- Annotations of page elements
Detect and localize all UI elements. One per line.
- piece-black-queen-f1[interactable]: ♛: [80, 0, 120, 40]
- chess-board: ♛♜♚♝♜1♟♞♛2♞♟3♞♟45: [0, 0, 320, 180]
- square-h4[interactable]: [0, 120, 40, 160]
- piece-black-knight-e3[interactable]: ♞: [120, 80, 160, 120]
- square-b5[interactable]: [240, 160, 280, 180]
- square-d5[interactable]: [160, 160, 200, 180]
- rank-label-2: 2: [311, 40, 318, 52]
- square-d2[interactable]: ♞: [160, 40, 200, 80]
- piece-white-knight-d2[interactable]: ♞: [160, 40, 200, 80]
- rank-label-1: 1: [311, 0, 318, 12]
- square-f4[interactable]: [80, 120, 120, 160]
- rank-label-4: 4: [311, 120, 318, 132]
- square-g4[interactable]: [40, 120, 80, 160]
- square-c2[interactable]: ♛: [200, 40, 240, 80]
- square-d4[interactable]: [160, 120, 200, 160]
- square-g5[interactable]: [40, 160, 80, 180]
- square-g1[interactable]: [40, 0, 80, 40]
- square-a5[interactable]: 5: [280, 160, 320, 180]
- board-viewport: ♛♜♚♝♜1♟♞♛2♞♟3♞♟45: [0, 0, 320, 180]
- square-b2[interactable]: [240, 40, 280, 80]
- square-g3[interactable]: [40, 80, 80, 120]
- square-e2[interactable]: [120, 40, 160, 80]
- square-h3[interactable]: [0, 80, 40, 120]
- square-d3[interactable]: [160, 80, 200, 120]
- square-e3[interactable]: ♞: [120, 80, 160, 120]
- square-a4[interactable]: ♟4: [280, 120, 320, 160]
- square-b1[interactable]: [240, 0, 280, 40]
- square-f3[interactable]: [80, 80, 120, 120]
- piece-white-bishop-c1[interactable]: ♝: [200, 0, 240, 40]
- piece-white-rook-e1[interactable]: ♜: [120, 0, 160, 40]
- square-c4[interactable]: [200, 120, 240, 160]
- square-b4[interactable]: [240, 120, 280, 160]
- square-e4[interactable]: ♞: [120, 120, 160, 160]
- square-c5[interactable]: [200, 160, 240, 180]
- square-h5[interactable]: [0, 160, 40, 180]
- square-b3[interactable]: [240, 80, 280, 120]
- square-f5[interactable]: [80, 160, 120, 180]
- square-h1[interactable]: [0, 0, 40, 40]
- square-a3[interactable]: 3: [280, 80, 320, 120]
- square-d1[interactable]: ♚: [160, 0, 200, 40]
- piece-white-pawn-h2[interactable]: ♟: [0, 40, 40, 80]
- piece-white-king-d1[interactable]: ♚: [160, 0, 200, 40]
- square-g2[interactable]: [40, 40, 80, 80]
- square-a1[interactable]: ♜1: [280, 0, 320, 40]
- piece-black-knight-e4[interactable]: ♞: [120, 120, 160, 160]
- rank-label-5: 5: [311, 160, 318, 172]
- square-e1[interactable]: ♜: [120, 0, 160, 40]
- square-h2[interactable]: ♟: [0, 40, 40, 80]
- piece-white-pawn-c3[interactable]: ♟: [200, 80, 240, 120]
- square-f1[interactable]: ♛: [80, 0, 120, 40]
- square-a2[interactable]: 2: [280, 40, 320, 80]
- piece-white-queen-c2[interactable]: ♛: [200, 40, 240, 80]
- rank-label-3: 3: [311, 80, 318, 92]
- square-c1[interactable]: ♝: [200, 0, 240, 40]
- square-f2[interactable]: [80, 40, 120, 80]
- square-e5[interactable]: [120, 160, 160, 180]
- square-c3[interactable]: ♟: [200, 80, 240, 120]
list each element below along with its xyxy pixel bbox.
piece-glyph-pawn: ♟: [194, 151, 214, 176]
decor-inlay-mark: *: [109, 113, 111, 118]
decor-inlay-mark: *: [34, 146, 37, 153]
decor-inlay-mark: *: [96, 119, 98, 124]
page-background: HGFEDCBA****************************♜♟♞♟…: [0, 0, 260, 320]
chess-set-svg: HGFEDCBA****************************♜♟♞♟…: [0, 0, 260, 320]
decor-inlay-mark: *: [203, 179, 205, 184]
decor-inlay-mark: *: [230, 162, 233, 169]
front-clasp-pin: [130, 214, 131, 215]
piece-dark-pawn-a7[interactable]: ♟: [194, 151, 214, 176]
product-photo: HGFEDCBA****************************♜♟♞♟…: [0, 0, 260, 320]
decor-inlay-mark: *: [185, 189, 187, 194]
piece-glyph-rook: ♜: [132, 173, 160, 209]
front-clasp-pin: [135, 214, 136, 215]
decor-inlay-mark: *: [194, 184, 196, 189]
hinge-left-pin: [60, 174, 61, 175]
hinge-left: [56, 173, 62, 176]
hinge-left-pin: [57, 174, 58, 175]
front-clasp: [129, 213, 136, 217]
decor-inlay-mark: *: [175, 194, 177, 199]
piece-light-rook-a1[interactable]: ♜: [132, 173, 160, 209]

- REQUIREMENT
Give every line of the data above as a JSON list of strings, with one string per line and blank lines omitted.

- TASK ANSWER
[
  "Detect and localize all UI elements. One per line.",
  "- piece-black-queen-f1[interactable]: ♛: [80, 0, 120, 40]",
  "- chess-board: ♛♜♚♝♜1♟♞♛2♞♟3♞♟45: [0, 0, 320, 180]",
  "- square-h4[interactable]: [0, 120, 40, 160]",
  "- piece-black-knight-e3[interactable]: ♞: [120, 80, 160, 120]",
  "- square-b5[interactable]: [240, 160, 280, 180]",
  "- square-d5[interactable]: [160, 160, 200, 180]",
  "- rank-label-2: 2: [311, 40, 318, 52]",
  "- square-d2[interactable]: ♞: [160, 40, 200, 80]",
  "- piece-white-knight-d2[interactable]: ♞: [160, 40, 200, 80]",
  "- rank-label-1: 1: [311, 0, 318, 12]",
  "- square-f4[interactable]: [80, 120, 120, 160]",
  "- rank-label-4: 4: [311, 120, 318, 132]",
  "- square-g4[interactable]: [40, 120, 80, 160]",
  "- square-c2[interactable]: ♛: [200, 40, 240, 80]",
  "- square-d4[interactable]: [160, 120, 200, 160]",
  "- square-g5[interactable]: [40, 160, 80, 180]",
  "- square-g1[interactable]: [40, 0, 80, 40]",
  "- square-a5[interactable]: 5: [280, 160, 320, 180]",
  "- board-viewport: ♛♜♚♝♜1♟♞♛2♞♟3♞♟45: [0, 0, 320, 180]",
  "- square-b2[interactable]: [240, 40, 280, 80]",
  "- square-g3[interactable]: [40, 80, 80, 120]",
  "- square-e2[interactable]: [120, 40, 160, 80]",
  "- square-h3[interactable]: [0, 80, 40, 120]",
  "- square-d3[interactable]: [160, 80, 200, 120]",
  "- square-e3[interactable]: ♞: [120, 80, 160, 120]",
  "- square-a4[interactable]: ♟4: [280, 120, 320, 160]",
  "- square-b1[interactable]: [240, 0, 280, 40]",
  "- square-f3[interactable]: [80, 80, 120, 120]",
  "- piece-white-bishop-c1[interactable]: ♝: [200, 0, 240, 40]",
  "- piece-white-rook-e1[interactable]: ♜: [120, 0, 160, 40]",
  "- square-c4[interactable]: [200, 120, 240, 160]",
  "- square-b4[interactable]: [240, 120, 280, 160]",
  "- square-e4[interactable]: ♞: [120, 120, 160, 160]",
  "- square-c5[interactable]: [200, 160, 240, 180]",
  "- square-h5[interactable]: [0, 160, 40, 180]",
  "- square-b3[interactable]: [240, 80, 280, 120]",
  "- square-f5[interactable]: [80, 160, 120, 180]",
  "- square-h1[interactable]: [0, 0, 40, 40]",
  "- square-a3[interactable]: 3: [280, 80, 320, 120]",
  "- square-d1[interactable]: ♚: [160, 0, 200, 40]",
  "- piece-white-pawn-h2[interactable]: ♟: [0, 40, 40, 80]",
  "- piece-white-king-d1[interactable]: ♚: [160, 0, 200, 40]",
  "- square-g2[interactable]: [40, 40, 80, 80]",
  "- square-a1[interactable]: ♜1: [280, 0, 320, 40]",
  "- piece-black-knight-e4[interactable]: ♞: [120, 120, 160, 160]",
  "- rank-label-5: 5: [311, 160, 318, 172]",
  "- square-e1[interactable]: ♜: [120, 0, 160, 40]",
  "- square-h2[interactable]: ♟: [0, 40, 40, 80]",
  "- piece-white-pawn-c3[interactable]: ♟: [200, 80, 240, 120]",
  "- square-f1[interactable]: ♛: [80, 0, 120, 40]",
  "- square-a2[interactable]: 2: [280, 40, 320, 80]",
  "- piece-white-queen-c2[interactable]: ♛: [200, 40, 240, 80]",
  "- rank-label-3: 3: [311, 80, 318, 92]",
  "- square-c1[interactable]: ♝: [200, 0, 240, 40]",
  "- square-f2[interactable]: [80, 40, 120, 80]",
  "- square-e5[interactable]: [120, 160, 160, 180]",
  "- square-c3[interactable]: ♟: [200, 80, 240, 120]",
  "list each element below along with its xyxy pixel bbox.",
  "piece-glyph-pawn: ♟: [194, 151, 214, 176]",
  "decor-inlay-mark: *: [109, 113, 111, 118]",
  "decor-inlay-mark: *: [34, 146, 37, 153]",
  "decor-inlay-mark: *: [96, 119, 98, 124]",
  "page-background: HGFEDCBA****************************♜♟♞♟…: [0, 0, 260, 320]",
  "chess-set-svg: HGFEDCBA****************************♜♟♞♟…: [0, 0, 260, 320]",
  "decor-inlay-mark: *: [203, 179, 205, 184]",
  "decor-inlay-mark: *: [230, 162, 233, 169]",
  "front-clasp-pin: [130, 214, 131, 215]",
  "piece-dark-pawn-a7[interactable]: ♟: [194, 151, 214, 176]",
  "product-photo: HGFEDCBA****************************♜♟♞♟…: [0, 0, 260, 320]",
  "decor-inlay-mark: *: [185, 189, 187, 194]",
  "piece-glyph-rook: ♜: [132, 173, 160, 209]",
  "front-clasp-pin: [135, 214, 136, 215]",
  "decor-inlay-mark: *: [194, 184, 196, 189]",
  "hinge-left-pin: [60, 174, 61, 175]",
  "hinge-left: [56, 173, 62, 176]",
  "hinge-left-pin: [57, 174, 58, 175]",
  "front-clasp: [129, 213, 136, 217]",
  "decor-inlay-mark: *: [175, 194, 177, 199]",
  "piece-light-rook-a1[interactable]: ♜: [132, 173, 160, 209]"
]